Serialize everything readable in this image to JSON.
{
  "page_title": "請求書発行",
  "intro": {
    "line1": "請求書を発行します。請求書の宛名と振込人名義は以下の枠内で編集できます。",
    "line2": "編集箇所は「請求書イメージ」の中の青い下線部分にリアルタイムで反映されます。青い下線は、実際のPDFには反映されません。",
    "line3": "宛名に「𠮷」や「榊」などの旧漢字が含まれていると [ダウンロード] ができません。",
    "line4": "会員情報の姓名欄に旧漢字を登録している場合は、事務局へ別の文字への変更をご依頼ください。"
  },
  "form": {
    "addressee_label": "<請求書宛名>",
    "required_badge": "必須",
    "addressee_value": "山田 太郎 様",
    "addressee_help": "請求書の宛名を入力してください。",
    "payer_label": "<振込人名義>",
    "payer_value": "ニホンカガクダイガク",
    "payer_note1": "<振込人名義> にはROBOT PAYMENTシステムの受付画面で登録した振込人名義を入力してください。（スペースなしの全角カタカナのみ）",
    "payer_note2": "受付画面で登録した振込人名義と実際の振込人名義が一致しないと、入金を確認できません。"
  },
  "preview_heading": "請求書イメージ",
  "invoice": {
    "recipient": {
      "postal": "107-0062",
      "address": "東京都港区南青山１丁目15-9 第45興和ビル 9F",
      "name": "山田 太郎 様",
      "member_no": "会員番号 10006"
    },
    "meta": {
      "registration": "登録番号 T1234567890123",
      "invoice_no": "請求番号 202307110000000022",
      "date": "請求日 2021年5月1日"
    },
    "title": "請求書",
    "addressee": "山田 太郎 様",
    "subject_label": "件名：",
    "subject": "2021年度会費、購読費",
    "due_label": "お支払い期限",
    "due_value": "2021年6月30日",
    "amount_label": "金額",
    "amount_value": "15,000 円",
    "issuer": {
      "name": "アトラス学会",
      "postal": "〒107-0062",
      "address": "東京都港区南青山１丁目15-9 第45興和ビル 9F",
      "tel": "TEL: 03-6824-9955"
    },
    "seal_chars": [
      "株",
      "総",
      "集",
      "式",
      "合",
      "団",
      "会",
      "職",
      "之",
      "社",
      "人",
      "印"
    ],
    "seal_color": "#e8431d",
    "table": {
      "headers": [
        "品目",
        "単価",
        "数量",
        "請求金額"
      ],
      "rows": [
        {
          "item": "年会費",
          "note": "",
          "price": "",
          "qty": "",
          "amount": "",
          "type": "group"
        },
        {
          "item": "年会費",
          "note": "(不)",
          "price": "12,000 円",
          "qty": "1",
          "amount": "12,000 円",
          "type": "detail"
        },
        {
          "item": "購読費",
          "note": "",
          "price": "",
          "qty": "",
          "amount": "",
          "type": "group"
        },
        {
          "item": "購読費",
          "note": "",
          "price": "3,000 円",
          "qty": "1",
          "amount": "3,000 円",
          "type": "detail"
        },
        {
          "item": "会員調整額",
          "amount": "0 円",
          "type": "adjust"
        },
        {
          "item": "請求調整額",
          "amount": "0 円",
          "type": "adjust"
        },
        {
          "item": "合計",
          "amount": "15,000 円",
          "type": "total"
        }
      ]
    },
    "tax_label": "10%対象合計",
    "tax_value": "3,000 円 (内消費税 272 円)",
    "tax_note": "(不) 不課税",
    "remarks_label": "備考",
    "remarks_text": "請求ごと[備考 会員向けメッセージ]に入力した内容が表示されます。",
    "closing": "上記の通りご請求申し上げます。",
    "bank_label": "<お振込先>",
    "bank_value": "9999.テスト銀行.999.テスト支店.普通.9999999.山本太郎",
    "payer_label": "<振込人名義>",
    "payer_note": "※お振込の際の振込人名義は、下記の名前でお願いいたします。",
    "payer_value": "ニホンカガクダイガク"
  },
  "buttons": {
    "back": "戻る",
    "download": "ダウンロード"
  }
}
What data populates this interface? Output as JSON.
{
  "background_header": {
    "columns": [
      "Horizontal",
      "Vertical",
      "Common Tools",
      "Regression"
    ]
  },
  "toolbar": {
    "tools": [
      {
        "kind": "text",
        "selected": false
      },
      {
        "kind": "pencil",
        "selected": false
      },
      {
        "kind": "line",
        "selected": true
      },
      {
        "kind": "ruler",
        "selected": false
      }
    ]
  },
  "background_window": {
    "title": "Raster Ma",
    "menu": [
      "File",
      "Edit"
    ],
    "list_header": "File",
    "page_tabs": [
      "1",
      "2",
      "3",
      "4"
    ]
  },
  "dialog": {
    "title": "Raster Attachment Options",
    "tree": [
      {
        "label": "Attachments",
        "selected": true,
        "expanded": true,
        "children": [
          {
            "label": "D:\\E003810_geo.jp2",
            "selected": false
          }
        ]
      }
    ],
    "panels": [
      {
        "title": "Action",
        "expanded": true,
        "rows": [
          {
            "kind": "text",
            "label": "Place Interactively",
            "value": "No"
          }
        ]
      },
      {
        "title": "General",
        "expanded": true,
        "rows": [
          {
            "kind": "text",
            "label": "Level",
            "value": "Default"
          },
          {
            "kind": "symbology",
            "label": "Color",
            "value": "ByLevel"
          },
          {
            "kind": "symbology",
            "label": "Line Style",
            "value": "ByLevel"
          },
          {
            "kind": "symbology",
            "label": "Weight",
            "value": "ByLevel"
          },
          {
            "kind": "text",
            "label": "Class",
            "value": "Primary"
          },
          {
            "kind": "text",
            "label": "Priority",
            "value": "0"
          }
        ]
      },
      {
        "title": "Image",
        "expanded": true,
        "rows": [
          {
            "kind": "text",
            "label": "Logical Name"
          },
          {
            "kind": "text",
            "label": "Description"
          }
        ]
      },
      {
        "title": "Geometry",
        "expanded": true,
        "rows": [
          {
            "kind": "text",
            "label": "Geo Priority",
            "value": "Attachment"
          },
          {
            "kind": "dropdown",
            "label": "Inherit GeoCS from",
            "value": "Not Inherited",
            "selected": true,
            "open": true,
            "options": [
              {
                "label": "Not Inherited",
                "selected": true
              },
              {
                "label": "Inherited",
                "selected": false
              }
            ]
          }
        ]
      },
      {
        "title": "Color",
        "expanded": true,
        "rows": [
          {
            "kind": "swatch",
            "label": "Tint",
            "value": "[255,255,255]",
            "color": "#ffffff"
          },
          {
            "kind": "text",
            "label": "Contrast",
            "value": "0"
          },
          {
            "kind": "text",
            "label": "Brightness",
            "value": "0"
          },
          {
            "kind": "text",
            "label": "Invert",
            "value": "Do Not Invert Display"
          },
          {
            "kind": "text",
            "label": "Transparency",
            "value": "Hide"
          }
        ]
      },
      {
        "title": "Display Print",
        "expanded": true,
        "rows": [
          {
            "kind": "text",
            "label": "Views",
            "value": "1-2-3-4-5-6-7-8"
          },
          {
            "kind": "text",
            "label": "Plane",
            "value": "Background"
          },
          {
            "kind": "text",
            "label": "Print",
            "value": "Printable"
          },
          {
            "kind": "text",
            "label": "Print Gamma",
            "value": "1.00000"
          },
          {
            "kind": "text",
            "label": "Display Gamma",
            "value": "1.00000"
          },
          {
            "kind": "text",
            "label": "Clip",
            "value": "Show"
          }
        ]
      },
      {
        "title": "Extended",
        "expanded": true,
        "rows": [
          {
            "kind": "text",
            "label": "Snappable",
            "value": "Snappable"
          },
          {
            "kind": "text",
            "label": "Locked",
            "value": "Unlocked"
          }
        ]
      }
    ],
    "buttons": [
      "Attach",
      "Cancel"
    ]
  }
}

════════

Extract the complete set of records unchanged.

> **COMPLETE ANSWER**
Serialize everything readable in this image to JSON.
{
  "page_title": "請求書発行",
  "intro": {
    "line1": "請求書を発行します。請求書の宛名と振込人名義は以下の枠内で編集できます。",
    "line2": "編集箇所は「請求書イメージ」の中の青い下線部分にリアルタイムで反映されます。青い下線は、実際のPDFには反映されません。",
    "line3": "宛名に「𠮷」や「榊」などの旧漢字が含まれていると [ダウンロード] ができません。",
    "line4": "会員情報の姓名欄に旧漢字を登録している場合は、事務局へ別の文字への変更をご依頼ください。"
  },
  "form": {
    "addressee_label": "<請求書宛名>",
    "required_badge": "必須",
    "addressee_value": "山田 太郎 様",
    "addressee_help": "請求書の宛名を入力してください。",
    "payer_label": "<振込人名義>",
    "payer_value": "ニホンカガクダイガク",
    "payer_note1": "<振込人名義> にはROBOT PAYMENTシステムの受付画面で登録した振込人名義を入力してください。（スペースなしの全角カタカナのみ）",
    "payer_note2": "受付画面で登録した振込人名義と実際の振込人名義が一致しないと、入金を確認できません。"
  },
  "preview_heading": "請求書イメージ",
  "invoice": {
    "recipient": {
      "postal": "107-0062",
      "address": "東京都港区南青山１丁目15-9 第45興和ビル 9F",
      "name": "山田 太郎 様",
      "member_no": "会員番号 10006"
    },
    "meta": {
      "registration": "登録番号 T1234567890123",
      "invoice_no": "請求番号 202307110000000022",
      "date": "請求日 2021年5月1日"
    },
    "title": "請求書",
    "addressee": "山田 太郎 様",
    "subject_label": "件名：",
    "subject": "2021年度会費、購読費",
    "due_label": "お支払い期限",
    "due_value": "2021年6月30日",
    "amount_label": "金額",
    "amount_value": "15,000 円",
    "issuer": {
      "name": "アトラス学会",
      "postal": "〒107-0062",
      "address": "東京都港区南青山１丁目15-9 第45興和ビル 9F",
      "tel": "TEL: 03-6824-9955"
    },
    "seal_chars": [
      "株",
      "総",
      "集",
      "式",
      "合",
      "団",
      "会",
      "職",
      "之",
      "社",
      "人",
      "印"
    ],
    "seal_color": "#e8431d",
    "table": {
      "headers": [
        "品目",
        "単価",
        "数量",
        "請求金額"
      ],
      "rows": [
        {
          "item": "年会費",
          "note": "",
          "price": "",
          "qty": "",
          "amount": "",
          "type": "group"
        },
        {
          "item": "年会費",
          "note": "(不)",
          "price": "12,000 円",
          "qty": "1",
          "amount": "12,000 円",
          "type": "detail"
        },
        {
          "item": "購読費",
          "note": "",
          "price": "",
          "qty": "",
          "amount": "",
          "type": "group"
        },
        {
          "item": "購読費",
          "note": "",
          "price": "3,000 円",
          "qty": "1",
          "amount": "3,000 円",
          "type": "detail"
        },
        {
          "item": "会員調整額",
          "amount": "0 円",
          "type": "adjust"
        },
        {
          "item": "請求調整額",
          "amount": "0 円",
          "type": "adjust"
        },
        {
          "item": "合計",
          "amount": "15,000 円",
          "type": "total"
        }
      ]
    },
    "tax_label": "10%対象合計",
    "tax_value": "3,000 円 (内消費税 272 円)",
    "tax_note": "(不) 不課税",
    "remarks_label": "備考",
    "remarks_text": "請求ごと[備考 会員向けメッセージ]に入力した内容が表示されます。",
    "closing": "上記の通りご請求申し上げます。",
    "bank_label": "<お振込先>",
    "bank_value": "9999.テスト銀行.999.テスト支店.普通.9999999.山本太郎",
    "payer_label": "<振込人名義>",
    "payer_note": "※お振込の際の振込人名義は、下記の名前でお願いいたします。",
    "payer_value": "ニホンカガクダイガク"
  },
  "buttons": {
    "back": "戻る",
    "download": "ダウンロード"
  }
}
What data populates this interface? Output as JSON.
{
  "background_header": {
    "columns": [
      "Horizontal",
      "Vertical",
      "Common Tools",
      "Regression"
    ]
  },
  "toolbar": {
    "tools": [
      {
        "kind": "text",
        "selected": false
      },
      {
        "kind": "pencil",
        "selected": false
      },
      {
        "kind": "line",
        "selected": true
      },
      {
        "kind": "ruler",
        "selected": false
      }
    ]
  },
  "background_window": {
    "title": "Raster Ma",
    "menu": [
      "File",
      "Edit"
    ],
    "list_header": "File",
    "page_tabs": [
      "1",
      "2",
      "3",
      "4"
    ]
  },
  "dialog": {
    "title": "Raster Attachment Options",
    "tree": [
      {
        "label": "Attachments",
        "selected": true,
        "expanded": true,
        "children": [
          {
            "label": "D:\\E003810_geo.jp2",
            "selected": false
          }
        ]
      }
    ],
    "panels": [
      {
        "title": "Action",
        "expanded": true,
        "rows": [
          {
            "kind": "text",
            "label": "Place Interactively",
            "value": "No"
          }
        ]
      },
      {
        "title": "General",
        "expanded": true,
        "rows": [
          {
            "kind": "text",
            "label": "Level",
            "value": "Default"
          },
          {
            "kind": "symbology",
            "label": "Color",
            "value": "ByLevel"
          },
          {
            "kind": "symbology",
            "label": "Line Style",
            "value": "ByLevel"
          },
          {
            "kind": "symbology",
            "label": "Weight",
            "value": "ByLevel"
          },
          {
            "kind": "text",
            "label": "Class",
            "value": "Primary"
          },
          {
            "kind": "text",
            "label": "Priority",
            "value": "0"
          }
        ]
      },
      {
        "title": "Image",
        "expanded": true,
        "rows": [
          {
            "kind": "text",
            "label": "Logical Name"
          },
          {
            "kind": "text",
            "label": "Description"
          }
        ]
      },
      {
        "title": "Geometry",
        "expanded": true,
        "rows": [
          {
            "kind": "text",
            "label": "Geo Priority",
            "value": "Attachment"
          },
          {
            "kind": "dropdown",
            "label": "Inherit GeoCS from",
            "value": "Not Inherited",
            "selected": true,
            "open": true,
            "options": [
              {
                "label": "Not Inherited",
                "selected": true
              },
              {
                "label": "Inherited",
                "selected": false
              }
            ]
          }
        ]
      },
      {
        "title": "Color",
        "expanded": true,
        "rows": [
          {
            "kind": "swatch",
            "label": "Tint",
            "value": "[255,255,255]",
            "color": "#ffffff"
          },
          {
            "kind": "text",
            "label": "Contrast",
            "value": "0"
          },
          {
            "kind": "text",
            "label": "Brightness",
            "value": "0"
          },
          {
            "kind": "text",
            "label": "Invert",
            "value": "Do Not Invert Display"
          },
          {
            "kind": "text",
            "label": "Transparency",
            "value": "Hide"
          }
        ]
      },
      {
        "title": "Display Print",
        "expanded": true,
        "rows": [
          {
            "kind": "text",
            "label": "Views",
            "value": "1-2-3-4-5-6-7-8"
          },
          {
            "kind": "text",
            "label": "Plane",
            "value": "Background"
          },
          {
            "kind": "text",
            "label": "Print",
            "value": "Printable"
          },
          {
            "kind": "text",
            "label": "Print Gamma",
            "value": "1.00000"
          },
          {
            "kind": "text",
            "label": "Display Gamma",
            "value": "1.00000"
          },
          {
            "kind": "text",
            "label": "Clip",
            "value": "Show"
          }
        ]
      },
      {
        "title": "Extended",
        "expanded": true,
        "rows": [
          {
            "kind": "text",
            "label": "Snappable",
            "value": "Snappable"
          },
          {
            "kind": "text",
            "label": "Locked",
            "value": "Unlocked"
          }
        ]
      }
    ],
    "buttons": [
      "Attach",
      "Cancel"
    ]
  }
}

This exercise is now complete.